- WORK TO COMPLETE:
Copy out the items verbatim, from the beginning of the records through the line containing "Text: 4: 4 [244, 354, 251, 367]", with that line included.

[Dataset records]

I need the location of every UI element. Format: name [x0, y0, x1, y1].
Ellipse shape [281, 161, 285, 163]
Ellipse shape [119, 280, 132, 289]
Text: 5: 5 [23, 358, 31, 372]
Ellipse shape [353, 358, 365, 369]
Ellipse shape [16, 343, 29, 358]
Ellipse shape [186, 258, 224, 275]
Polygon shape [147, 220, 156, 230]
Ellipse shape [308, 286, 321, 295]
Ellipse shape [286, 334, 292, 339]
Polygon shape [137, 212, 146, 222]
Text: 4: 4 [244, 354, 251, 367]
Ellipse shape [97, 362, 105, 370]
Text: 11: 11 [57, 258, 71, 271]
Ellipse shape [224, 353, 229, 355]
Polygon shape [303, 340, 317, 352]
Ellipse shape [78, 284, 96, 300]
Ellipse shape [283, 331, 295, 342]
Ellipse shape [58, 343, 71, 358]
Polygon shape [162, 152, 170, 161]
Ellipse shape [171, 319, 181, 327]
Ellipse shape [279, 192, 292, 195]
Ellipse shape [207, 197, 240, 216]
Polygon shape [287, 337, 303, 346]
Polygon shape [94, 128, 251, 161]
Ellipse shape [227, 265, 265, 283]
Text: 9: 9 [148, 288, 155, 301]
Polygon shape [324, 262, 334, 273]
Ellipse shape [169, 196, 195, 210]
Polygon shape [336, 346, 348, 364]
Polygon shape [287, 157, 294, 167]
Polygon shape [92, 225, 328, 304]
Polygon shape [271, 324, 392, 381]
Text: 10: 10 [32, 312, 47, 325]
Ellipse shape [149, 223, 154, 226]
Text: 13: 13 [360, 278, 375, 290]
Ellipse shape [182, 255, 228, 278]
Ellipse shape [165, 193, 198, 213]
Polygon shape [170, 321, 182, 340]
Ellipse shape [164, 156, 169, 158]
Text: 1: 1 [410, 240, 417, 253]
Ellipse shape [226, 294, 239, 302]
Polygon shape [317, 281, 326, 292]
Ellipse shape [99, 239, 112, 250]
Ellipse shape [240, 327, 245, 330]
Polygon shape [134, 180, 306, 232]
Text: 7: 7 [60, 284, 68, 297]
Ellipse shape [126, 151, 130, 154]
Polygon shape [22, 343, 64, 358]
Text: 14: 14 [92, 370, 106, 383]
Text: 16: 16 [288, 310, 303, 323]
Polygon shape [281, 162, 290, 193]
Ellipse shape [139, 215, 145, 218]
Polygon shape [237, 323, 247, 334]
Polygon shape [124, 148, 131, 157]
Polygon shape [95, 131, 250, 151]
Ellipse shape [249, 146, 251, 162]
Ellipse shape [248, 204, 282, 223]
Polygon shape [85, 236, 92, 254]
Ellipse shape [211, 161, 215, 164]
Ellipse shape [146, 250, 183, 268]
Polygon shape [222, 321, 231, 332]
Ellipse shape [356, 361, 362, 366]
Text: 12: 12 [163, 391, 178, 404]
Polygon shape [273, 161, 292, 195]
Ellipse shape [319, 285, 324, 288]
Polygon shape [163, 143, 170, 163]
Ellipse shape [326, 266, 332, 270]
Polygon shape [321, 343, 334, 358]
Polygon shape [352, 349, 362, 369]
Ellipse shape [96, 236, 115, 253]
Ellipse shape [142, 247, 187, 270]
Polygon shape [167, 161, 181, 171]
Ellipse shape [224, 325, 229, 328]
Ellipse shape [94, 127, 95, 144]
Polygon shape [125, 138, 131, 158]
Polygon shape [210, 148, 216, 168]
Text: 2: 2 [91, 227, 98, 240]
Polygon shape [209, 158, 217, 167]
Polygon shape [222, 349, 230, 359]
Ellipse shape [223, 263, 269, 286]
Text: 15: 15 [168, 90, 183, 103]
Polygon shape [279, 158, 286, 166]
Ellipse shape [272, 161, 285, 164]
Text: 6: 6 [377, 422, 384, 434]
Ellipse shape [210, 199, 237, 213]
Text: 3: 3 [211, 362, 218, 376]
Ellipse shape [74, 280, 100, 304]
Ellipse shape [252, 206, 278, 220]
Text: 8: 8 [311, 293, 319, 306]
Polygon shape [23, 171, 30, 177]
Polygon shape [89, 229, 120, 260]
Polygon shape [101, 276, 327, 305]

- ANSWER TO THIS EXERCISE:
I need the location of every UI element. Format: name [x0, y0, x1, y1].
Ellipse shape [281, 161, 285, 163]
Ellipse shape [119, 280, 132, 289]
Text: 5: 5 [23, 358, 31, 372]
Ellipse shape [353, 358, 365, 369]
Ellipse shape [16, 343, 29, 358]
Ellipse shape [186, 258, 224, 275]
Polygon shape [147, 220, 156, 230]
Ellipse shape [308, 286, 321, 295]
Ellipse shape [286, 334, 292, 339]
Polygon shape [137, 212, 146, 222]
Text: 4: 4 [244, 354, 251, 367]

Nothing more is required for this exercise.